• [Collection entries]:
§ §

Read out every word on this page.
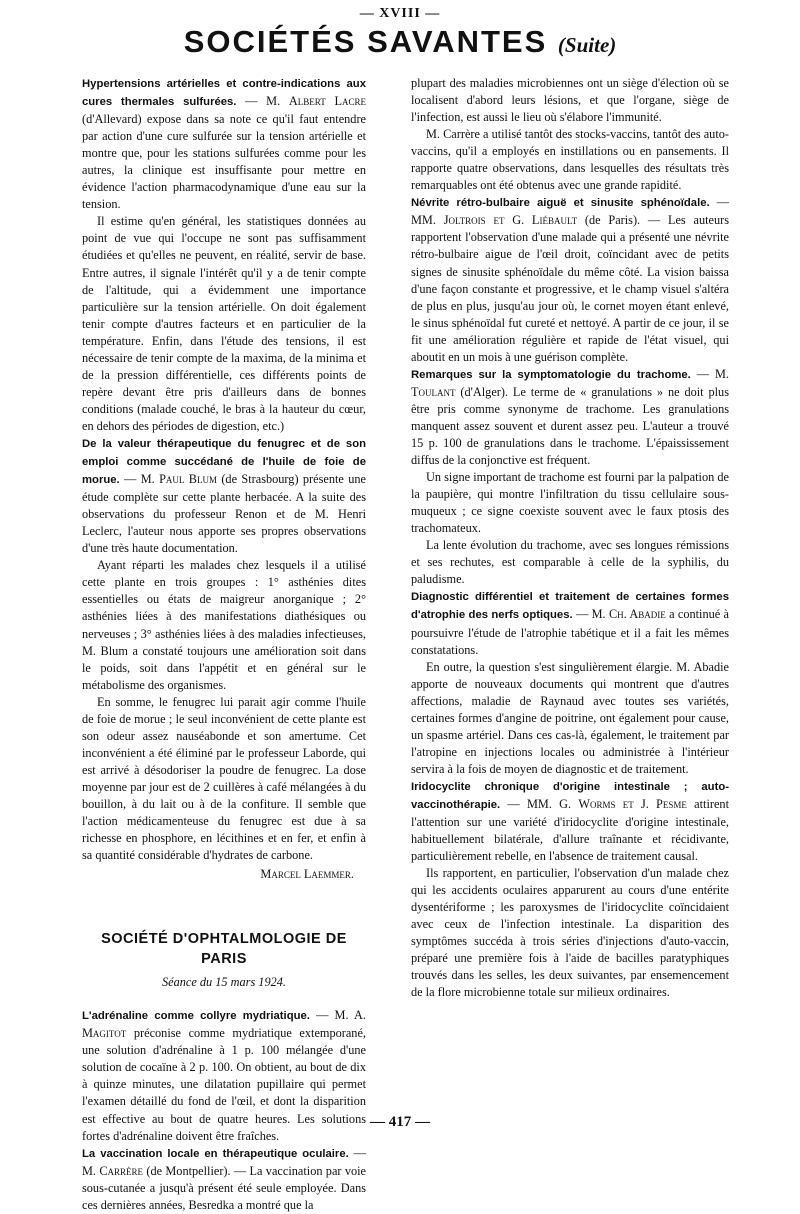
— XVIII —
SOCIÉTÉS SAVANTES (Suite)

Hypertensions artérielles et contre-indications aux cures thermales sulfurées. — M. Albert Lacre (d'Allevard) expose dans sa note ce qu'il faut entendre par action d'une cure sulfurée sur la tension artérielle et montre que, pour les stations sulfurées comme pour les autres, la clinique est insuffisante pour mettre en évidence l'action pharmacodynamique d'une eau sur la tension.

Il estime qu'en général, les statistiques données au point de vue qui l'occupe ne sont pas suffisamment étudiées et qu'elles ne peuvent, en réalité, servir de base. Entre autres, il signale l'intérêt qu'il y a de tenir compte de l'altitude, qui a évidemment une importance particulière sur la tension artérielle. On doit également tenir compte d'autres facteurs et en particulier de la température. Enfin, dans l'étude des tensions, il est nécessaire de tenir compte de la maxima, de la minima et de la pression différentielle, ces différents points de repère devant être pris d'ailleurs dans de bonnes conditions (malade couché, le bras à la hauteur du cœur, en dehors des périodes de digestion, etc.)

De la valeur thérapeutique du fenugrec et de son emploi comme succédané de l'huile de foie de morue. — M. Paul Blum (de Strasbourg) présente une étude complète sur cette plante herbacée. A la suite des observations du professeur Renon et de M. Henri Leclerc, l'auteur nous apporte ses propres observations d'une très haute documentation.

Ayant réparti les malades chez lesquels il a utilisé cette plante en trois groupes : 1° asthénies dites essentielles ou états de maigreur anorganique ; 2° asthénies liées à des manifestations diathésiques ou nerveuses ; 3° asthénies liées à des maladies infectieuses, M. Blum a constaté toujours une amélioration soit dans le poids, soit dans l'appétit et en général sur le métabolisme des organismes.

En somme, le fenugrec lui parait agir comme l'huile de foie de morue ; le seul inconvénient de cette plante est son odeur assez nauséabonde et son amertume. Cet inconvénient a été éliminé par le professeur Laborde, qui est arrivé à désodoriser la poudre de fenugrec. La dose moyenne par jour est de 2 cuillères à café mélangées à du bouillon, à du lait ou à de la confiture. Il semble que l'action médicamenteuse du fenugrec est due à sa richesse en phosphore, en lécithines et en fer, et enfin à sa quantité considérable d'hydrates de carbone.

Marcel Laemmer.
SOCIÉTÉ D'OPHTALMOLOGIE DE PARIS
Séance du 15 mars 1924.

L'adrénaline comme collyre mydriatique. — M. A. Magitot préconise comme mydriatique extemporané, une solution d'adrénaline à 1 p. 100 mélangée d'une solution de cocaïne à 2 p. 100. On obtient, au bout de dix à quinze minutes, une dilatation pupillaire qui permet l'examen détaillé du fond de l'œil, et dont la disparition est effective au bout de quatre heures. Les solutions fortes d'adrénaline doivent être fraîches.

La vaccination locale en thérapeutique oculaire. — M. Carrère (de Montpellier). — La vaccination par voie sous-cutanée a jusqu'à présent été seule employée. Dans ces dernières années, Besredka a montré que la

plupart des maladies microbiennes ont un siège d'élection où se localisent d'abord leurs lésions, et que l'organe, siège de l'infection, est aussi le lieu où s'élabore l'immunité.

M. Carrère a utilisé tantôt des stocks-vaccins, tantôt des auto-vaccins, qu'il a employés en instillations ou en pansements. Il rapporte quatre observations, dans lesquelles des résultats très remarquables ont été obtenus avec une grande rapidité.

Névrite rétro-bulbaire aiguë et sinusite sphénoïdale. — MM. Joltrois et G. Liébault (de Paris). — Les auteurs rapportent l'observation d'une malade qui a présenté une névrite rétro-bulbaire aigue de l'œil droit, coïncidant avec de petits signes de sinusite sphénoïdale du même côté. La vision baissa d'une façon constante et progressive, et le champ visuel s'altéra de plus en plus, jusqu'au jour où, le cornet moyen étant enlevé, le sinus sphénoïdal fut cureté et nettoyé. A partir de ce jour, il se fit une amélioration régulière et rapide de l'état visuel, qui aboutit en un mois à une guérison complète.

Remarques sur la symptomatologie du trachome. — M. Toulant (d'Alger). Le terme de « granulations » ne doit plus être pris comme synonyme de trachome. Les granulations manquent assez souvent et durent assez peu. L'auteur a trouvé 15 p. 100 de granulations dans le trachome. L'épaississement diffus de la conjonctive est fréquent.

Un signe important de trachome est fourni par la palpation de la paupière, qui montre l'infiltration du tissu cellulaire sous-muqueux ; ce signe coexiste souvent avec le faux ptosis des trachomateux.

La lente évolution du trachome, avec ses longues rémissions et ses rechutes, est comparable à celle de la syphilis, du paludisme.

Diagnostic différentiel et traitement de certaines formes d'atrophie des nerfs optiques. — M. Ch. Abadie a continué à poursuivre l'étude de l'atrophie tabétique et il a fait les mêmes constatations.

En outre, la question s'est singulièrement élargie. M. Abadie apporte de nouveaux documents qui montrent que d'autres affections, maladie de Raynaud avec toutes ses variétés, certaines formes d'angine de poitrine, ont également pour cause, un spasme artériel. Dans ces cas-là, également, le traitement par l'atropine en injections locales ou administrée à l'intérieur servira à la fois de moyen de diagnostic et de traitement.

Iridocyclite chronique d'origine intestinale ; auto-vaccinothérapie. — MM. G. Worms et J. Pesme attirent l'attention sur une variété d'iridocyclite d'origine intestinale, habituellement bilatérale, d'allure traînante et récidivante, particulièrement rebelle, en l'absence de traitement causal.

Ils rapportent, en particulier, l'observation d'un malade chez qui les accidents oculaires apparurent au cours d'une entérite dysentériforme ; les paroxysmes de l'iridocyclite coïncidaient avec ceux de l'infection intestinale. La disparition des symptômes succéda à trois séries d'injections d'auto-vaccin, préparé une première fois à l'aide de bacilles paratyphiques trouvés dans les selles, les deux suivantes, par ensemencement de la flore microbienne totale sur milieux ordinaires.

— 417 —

§ §

• [Exercise]: Copy the material exactly. Do not include the pictures.

• [Result]:
Read out every word on this page.
— XVIII —
SOCIÉTÉS SAVANTES (Suite)

Hypertensions artérielles et contre-indications aux cures thermales sulfurées. — M. Albert Lacre (d'Allevard) expose dans sa note ce qu'il faut entendre par action d'une cure sulfurée sur la tension artérielle et montre que, pour les stations sulfurées comme pour les autres, la clinique est insuffisante pour mettre en évidence l'action pharmacodynamique d'une eau sur la tension.

Il estime qu'en général, les statistiques données au point de vue qui l'occupe ne sont pas suffisamment étudiées et qu'elles ne peuvent, en réalité, servir de base. Entre autres, il signale l'intérêt qu'il y a de tenir compte de l'altitude, qui a évidemment une importance particulière sur la tension artérielle. On doit également tenir compte d'autres facteurs et en particulier de la température. Enfin, dans l'étude des tensions, il est nécessaire de tenir compte de la maxima, de la minima et de la pression différentielle, ces différents points de repère devant être pris d'ailleurs dans de bonnes conditions (malade couché, le bras à la hauteur du cœur, en dehors des périodes de digestion, etc.)

De la valeur thérapeutique du fenugrec et de son emploi comme succédané de l'huile de foie de morue. — M. Paul Blum (de Strasbourg) présente une étude complète sur cette plante herbacée. A la suite des observations du professeur Renon et de M. Henri Leclerc, l'auteur nous apporte ses propres observations d'une très haute documentation.

Ayant réparti les malades chez lesquels il a utilisé cette plante en trois groupes : 1° asthénies dites essentielles ou états de maigreur anorganique ; 2° asthénies liées à des manifestations diathésiques ou nerveuses ; 3° asthénies liées à des maladies infectieuses, M. Blum a constaté toujours une amélioration soit dans le poids, soit dans l'appétit et en général sur le métabolisme des organismes.

En somme, le fenugrec lui parait agir comme l'huile de foie de morue ; le seul inconvénient de cette plante est son odeur assez nauséabonde et son amertume. Cet inconvénient a été éliminé par le professeur Laborde, qui est arrivé à désodoriser la poudre de fenugrec. La dose moyenne par jour est de 2 cuillères à café mélangées à du bouillon, à du lait ou à de la confiture. Il semble que l'action médicamenteuse du fenugrec est due à sa richesse en phosphore, en lécithines et en fer, et enfin à sa quantité considérable d'hydrates de carbone.

Marcel Laemmer.
SOCIÉTÉ D'OPHTALMOLOGIE DE PARIS
Séance du 15 mars 1924.

L'adrénaline comme collyre mydriatique. — M. A. Magitot préconise comme mydriatique extemporané, une solution d'adrénaline à 1 p. 100 mélangée d'une solution de cocaïne à 2 p. 100. On obtient, au bout de dix à quinze minutes, une dilatation pupillaire qui permet l'examen détaillé du fond de l'œil, et dont la disparition est effective au bout de quatre heures. Les solutions fortes d'adrénaline doivent être fraîches.

La vaccination locale en thérapeutique oculaire. — M. Carrère (de Montpellier). — La vaccination par voie sous-cutanée a jusqu'à présent été seule employée. Dans ces dernières années, Besredka a montré que la

plupart des maladies microbiennes ont un siège d'élection où se localisent d'abord leurs lésions, et que l'organe, siège de l'infection, est aussi le lieu où s'élabore l'immunité.

M. Carrère a utilisé tantôt des stocks-vaccins, tantôt des auto-vaccins, qu'il a employés en instillations ou en pansements. Il rapporte quatre observations, dans lesquelles des résultats très remarquables ont été obtenus avec une grande rapidité.

Névrite rétro-bulbaire aiguë et sinusite sphénoïdale. — MM. Joltrois et G. Liébault (de Paris). — Les auteurs rapportent l'observation d'une malade qui a présenté une névrite rétro-bulbaire aigue de l'œil droit, coïncidant avec de petits signes de sinusite sphénoïdale du même côté. La vision baissa d'une façon constante et progressive, et le champ visuel s'altéra de plus en plus, jusqu'au jour où, le cornet moyen étant enlevé, le sinus sphénoïdal fut cureté et nettoyé. A partir de ce jour, il se fit une amélioration régulière et rapide de l'état visuel, qui aboutit en un mois à une guérison complète.

Remarques sur la symptomatologie du trachome. — M. Toulant (d'Alger). Le terme de « granulations » ne doit plus être pris comme synonyme de trachome. Les granulations manquent assez souvent et durent assez peu. L'auteur a trouvé 15 p. 100 de granulations dans le trachome. L'épaississement diffus de la conjonctive est fréquent.

Un signe important de trachome est fourni par la palpation de la paupière, qui montre l'infiltration du tissu cellulaire sous-muqueux ; ce signe coexiste souvent avec le faux ptosis des trachomateux.

La lente évolution du trachome, avec ses longues rémissions et ses rechutes, est comparable à celle de la syphilis, du paludisme.

Diagnostic différentiel et traitement de certaines formes d'atrophie des nerfs optiques. — M. Ch. Abadie a continué à poursuivre l'étude de l'atrophie tabétique et il a fait les mêmes constatations.

En outre, la question s'est singulièrement élargie. M. Abadie apporte de nouveaux documents qui montrent que d'autres affections, maladie de Raynaud avec toutes ses variétés, certaines formes d'angine de poitrine, ont également pour cause, un spasme artériel. Dans ces cas-là, également, le traitement par l'atropine en injections locales ou administrée à l'intérieur servira à la fois de moyen de diagnostic et de traitement.

Iridocyclite chronique d'origine intestinale ; auto-vaccinothérapie. — MM. G. Worms et J. Pesme attirent l'attention sur une variété d'iridocyclite d'origine intestinale, habituellement bilatérale, d'allure traînante et récidivante, particulièrement rebelle, en l'absence de traitement causal.

Ils rapportent, en particulier, l'observation d'un malade chez qui les accidents oculaires apparurent au cours d'une entérite dysentériforme ; les paroxysmes de l'iridocyclite coïncidaient avec ceux de l'infection intestinale. La disparition des symptômes succéda à trois séries d'injections d'auto-vaccin, préparé une première fois à l'aide de bacilles paratyphiques trouvés dans les selles, les deux suivantes, par ensemencement de la flore microbienne totale sur milieux ordinaires.

— 417 —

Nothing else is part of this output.